Exercise requirements ->
Reproduce the passage of the post-COVID leadership text, everything from "Digital learning and" down to "to the companies.", without changing a word.

Text ->
------------------------------------------------
The post-COVID-19 workplace will not look the same in every country or industry, but for many managers, the pandemic presents both challenges and opportunities. Need of Leadership development has arised much more than before. Managers will have to adjust their skill sets accordingly. Many of the traits that have always been important for managers — empathy, clarity, authenticity, and agility — are even more crucial during this time of uncertainty and upheaval. Leaders have been challenged to maintain connection and a sense of belonging within their teams even when they cannot be in the same room together. As leaders begin to stage the return to work, they have an opportunity to leverage new insights and advancements developed during the past several months to re imagine the workplace, rather than attempting a return to business as usual. Following are the take home lessons and building blocks of post Covid redesigned Leadership which can help mitigate future challenges in a better way.
Empathetic HRM: The companies will have to resort to more employee centered HRM and the leaders should also be focused on giving importance to work force than the technology and clients or some other factor.The Companies who had better HRM policies and had better relations with employees based on trust, survived the Covid hit workplace in a much pragmatic and smooth way.
Human Relation Skills: There has to be more focus on developing human relation skills for Leaders to empathize , understand and interact with their fellow employees to gain their confidence and emotional support in the hour of crises.
Agile leadership with empowered teams, Flexibility to change and delegation has to be adopted in order to sail smoothly in post Covid era.
Simple work processes: Complicated and complexed work processes have to be transformed to the easy and simple ones , which can help the company in situation of work from home or work with less employees. The advanced use of technology can help in this regard.Routine and orthodox processes will not work. The companies should also revisit their value chains in order to make them compatible with the dynamic situations.
Digital learning and employee training: Has also become the most significant need of the hour. Improving digital skills of employees and providing them with state of the art trainings is necessary to enable them to work in crises situations.
Employee ownership: The employees must get fair treatment and also be provided with stock options to feel a sense of ownership in their companies which they work for. It should increase their level of belonging ness and commitment to the companies.
Efficient and decentralized fiscal Management: Covid 19 also exposed inefficient financial management which resulted in lay offs and stoppage of salary payments to employees even in very early days of the pandemic. The companies must resort to more efficient financial management having more allowance for the crises situations.
Customer eccentricity: The customers must be given and impression through excellent marketing communications that the companies are their to serve them and the customers should also be educated and persuaded to support the companies in crises situations. The most important area to work on is the customer relationship management and customer service.
------------------------------------------------
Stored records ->
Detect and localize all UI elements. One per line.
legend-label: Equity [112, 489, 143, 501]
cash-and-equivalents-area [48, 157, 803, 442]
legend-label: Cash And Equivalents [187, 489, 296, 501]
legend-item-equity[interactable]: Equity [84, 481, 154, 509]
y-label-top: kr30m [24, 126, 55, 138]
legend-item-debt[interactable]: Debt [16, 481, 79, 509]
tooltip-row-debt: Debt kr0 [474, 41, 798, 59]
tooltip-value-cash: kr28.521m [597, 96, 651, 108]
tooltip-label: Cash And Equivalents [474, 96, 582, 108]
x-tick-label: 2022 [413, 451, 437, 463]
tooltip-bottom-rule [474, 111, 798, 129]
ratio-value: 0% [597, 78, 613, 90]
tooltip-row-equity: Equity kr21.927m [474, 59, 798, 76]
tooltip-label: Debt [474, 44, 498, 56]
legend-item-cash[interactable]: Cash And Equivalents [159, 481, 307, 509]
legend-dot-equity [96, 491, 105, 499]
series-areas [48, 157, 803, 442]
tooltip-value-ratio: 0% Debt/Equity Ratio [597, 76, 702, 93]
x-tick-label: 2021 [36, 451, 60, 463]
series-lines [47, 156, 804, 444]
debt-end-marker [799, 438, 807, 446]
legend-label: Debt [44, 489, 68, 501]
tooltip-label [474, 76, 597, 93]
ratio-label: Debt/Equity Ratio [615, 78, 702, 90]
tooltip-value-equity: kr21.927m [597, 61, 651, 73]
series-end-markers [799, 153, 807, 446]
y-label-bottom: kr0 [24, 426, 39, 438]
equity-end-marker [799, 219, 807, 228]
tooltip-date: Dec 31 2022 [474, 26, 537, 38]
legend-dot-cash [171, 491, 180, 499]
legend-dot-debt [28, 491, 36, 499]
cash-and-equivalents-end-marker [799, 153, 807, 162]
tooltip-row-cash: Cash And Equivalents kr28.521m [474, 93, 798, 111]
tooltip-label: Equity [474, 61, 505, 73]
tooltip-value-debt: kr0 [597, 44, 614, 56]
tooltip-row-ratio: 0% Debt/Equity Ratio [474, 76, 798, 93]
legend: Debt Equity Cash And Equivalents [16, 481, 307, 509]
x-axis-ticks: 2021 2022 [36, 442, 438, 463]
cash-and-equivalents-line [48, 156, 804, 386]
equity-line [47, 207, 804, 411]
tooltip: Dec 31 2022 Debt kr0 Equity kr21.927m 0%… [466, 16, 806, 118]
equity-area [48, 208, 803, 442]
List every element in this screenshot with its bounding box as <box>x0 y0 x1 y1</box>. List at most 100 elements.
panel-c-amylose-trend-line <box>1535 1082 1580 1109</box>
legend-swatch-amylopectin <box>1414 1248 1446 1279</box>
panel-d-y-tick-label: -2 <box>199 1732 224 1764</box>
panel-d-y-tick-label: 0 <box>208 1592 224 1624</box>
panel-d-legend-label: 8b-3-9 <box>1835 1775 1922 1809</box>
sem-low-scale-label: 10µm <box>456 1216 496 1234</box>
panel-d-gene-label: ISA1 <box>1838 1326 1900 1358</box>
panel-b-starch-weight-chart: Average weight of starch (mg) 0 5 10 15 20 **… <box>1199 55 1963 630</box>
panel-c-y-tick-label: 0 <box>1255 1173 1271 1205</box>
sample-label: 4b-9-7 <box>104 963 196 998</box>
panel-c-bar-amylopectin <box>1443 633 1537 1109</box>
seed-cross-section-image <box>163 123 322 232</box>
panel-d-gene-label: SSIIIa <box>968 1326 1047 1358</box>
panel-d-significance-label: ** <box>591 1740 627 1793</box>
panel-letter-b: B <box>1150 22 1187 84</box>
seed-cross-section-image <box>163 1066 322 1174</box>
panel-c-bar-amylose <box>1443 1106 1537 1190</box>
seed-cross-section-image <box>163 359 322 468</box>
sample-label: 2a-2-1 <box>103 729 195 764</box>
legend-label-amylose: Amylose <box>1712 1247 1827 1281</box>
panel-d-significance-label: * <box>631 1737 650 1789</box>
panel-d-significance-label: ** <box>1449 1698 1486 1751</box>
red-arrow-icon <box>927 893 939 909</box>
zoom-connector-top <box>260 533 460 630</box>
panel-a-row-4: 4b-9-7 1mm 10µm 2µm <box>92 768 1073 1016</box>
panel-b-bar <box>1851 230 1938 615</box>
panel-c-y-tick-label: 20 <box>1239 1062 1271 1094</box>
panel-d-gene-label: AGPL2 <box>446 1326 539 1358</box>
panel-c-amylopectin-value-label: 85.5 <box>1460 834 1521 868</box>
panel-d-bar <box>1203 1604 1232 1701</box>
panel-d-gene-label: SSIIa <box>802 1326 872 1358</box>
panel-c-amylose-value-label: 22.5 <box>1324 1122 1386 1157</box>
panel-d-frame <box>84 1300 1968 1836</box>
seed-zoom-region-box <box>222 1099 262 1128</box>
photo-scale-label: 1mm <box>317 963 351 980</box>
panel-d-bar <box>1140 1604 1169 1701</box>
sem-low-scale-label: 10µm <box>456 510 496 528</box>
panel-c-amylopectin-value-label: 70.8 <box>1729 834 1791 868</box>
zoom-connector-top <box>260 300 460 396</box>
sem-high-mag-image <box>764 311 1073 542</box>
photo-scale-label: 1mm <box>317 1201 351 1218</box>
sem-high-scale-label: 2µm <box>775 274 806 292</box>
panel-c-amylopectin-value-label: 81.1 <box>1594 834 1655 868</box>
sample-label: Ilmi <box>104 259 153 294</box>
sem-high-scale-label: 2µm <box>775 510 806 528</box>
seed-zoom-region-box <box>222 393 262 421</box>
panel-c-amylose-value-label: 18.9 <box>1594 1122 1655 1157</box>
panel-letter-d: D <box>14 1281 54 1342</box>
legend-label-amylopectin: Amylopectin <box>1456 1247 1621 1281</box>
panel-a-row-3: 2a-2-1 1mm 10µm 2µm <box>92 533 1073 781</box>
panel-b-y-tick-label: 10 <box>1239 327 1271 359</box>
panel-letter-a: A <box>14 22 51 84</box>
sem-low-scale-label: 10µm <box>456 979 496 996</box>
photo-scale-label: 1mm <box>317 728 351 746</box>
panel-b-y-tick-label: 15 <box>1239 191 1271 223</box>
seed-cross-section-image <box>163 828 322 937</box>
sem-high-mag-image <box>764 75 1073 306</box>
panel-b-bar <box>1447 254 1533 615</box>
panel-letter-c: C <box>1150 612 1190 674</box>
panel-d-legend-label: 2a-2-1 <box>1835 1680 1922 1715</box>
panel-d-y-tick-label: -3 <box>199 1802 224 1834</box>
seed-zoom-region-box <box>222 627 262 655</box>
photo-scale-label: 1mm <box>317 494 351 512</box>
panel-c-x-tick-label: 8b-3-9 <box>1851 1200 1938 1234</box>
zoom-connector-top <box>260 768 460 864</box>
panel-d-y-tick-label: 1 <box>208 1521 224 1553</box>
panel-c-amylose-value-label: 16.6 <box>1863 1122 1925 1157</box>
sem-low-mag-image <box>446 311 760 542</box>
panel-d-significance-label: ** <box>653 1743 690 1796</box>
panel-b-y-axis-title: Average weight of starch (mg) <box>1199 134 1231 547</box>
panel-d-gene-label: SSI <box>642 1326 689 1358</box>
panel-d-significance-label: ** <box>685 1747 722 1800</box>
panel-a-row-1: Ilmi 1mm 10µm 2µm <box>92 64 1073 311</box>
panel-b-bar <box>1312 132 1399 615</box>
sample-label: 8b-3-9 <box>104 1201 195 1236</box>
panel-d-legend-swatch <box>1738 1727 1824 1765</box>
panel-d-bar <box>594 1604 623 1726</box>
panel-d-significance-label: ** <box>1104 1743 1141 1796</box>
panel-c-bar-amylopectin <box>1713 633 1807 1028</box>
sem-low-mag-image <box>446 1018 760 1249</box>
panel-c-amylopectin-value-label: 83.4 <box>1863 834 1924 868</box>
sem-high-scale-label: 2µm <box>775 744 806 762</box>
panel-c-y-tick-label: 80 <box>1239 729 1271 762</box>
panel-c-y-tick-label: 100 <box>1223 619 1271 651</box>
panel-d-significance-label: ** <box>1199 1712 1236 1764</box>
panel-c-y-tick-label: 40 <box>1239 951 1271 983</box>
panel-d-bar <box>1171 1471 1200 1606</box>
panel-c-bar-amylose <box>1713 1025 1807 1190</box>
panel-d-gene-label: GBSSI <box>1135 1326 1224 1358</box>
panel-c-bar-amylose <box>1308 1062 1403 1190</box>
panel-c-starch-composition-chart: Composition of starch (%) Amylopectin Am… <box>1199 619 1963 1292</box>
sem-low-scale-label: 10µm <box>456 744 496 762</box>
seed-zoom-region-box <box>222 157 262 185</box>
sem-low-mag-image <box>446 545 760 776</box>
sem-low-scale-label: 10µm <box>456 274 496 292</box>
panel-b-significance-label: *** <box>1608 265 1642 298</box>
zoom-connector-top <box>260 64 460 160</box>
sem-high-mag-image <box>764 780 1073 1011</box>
------------------------------------------------
Solution below ->
Digital learning and employee training: Has also become the most significant need of the hour. Improving digital skills of employees and providing them with state of the art trainings is necessary to enable them to work in crises situations.
Employee ownership: The employees must get fair treatment and also be provided with stock options to feel a sense of ownership in their companies which they work for. It should increase their level of belonging ness and commitment to the companies.